## TO BE DONE
Retype every entry in its entirety, without alteration.

## GIVEN ENTRIES
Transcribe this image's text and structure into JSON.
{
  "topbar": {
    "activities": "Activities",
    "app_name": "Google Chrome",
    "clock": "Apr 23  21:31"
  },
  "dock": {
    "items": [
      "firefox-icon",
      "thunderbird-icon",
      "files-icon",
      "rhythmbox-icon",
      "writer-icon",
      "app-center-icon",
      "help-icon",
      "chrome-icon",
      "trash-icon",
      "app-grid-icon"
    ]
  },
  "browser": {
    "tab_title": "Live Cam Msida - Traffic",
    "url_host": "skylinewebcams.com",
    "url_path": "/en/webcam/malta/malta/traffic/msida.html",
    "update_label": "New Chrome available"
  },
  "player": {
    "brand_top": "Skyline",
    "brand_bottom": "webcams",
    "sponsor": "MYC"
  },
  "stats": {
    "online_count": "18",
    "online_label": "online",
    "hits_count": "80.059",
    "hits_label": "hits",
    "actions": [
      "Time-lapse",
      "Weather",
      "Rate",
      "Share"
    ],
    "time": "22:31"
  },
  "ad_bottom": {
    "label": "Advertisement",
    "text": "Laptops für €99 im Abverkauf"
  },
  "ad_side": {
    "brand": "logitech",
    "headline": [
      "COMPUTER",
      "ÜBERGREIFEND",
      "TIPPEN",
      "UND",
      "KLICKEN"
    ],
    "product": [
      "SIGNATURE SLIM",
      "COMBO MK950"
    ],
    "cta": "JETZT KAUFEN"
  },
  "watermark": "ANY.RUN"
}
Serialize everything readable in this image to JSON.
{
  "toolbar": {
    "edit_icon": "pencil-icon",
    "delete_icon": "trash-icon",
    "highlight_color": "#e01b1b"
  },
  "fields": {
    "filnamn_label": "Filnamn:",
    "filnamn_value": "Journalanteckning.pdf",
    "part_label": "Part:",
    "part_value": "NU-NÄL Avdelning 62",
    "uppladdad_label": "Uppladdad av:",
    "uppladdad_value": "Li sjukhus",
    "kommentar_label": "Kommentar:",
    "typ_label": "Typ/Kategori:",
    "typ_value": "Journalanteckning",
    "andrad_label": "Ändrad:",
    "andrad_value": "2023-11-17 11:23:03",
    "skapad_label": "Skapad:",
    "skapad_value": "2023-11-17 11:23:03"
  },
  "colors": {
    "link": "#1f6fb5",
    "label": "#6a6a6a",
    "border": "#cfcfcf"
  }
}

## THE SOLUTION
Transcribe this image's text and structure into JSON.
{
  "topbar": {
    "activities": "Activities",
    "app_name": "Google Chrome",
    "clock": "Apr 23  21:31"
  },
  "dock": {
    "items": [
      "firefox-icon",
      "thunderbird-icon",
      "files-icon",
      "rhythmbox-icon",
      "writer-icon",
      "app-center-icon",
      "help-icon",
      "chrome-icon",
      "trash-icon",
      "app-grid-icon"
    ]
  },
  "browser": {
    "tab_title": "Live Cam Msida - Traffic",
    "url_host": "skylinewebcams.com",
    "url_path": "/en/webcam/malta/malta/traffic/msida.html",
    "update_label": "New Chrome available"
  },
  "player": {
    "brand_top": "Skyline",
    "brand_bottom": "webcams",
    "sponsor": "MYC"
  },
  "stats": {
    "online_count": "18",
    "online_label": "online",
    "hits_count": "80.059",
    "hits_label": "hits",
    "actions": [
      "Time-lapse",
      "Weather",
      "Rate",
      "Share"
    ],
    "time": "22:31"
  },
  "ad_bottom": {
    "label": "Advertisement",
    "text": "Laptops für €99 im Abverkauf"
  },
  "ad_side": {
    "brand": "logitech",
    "headline": [
      "COMPUTER",
      "ÜBERGREIFEND",
      "TIPPEN",
      "UND",
      "KLICKEN"
    ],
    "product": [
      "SIGNATURE SLIM",
      "COMBO MK950"
    ],
    "cta": "JETZT KAUFEN"
  },
  "watermark": "ANY.RUN"
}
Serialize everything readable in this image to JSON.
{
  "toolbar": {
    "edit_icon": "pencil-icon",
    "delete_icon": "trash-icon",
    "highlight_color": "#e01b1b"
  },
  "fields": {
    "filnamn_label": "Filnamn:",
    "filnamn_value": "Journalanteckning.pdf",
    "part_label": "Part:",
    "part_value": "NU-NÄL Avdelning 62",
    "uppladdad_label": "Uppladdad av:",
    "uppladdad_value": "Li sjukhus",
    "kommentar_label": "Kommentar:",
    "typ_label": "Typ/Kategori:",
    "typ_value": "Journalanteckning",
    "andrad_label": "Ändrad:",
    "andrad_value": "2023-11-17 11:23:03",
    "skapad_label": "Skapad:",
    "skapad_value": "2023-11-17 11:23:03"
  },
  "colors": {
    "link": "#1f6fb5",
    "label": "#6a6a6a",
    "border": "#cfcfcf"
  }
}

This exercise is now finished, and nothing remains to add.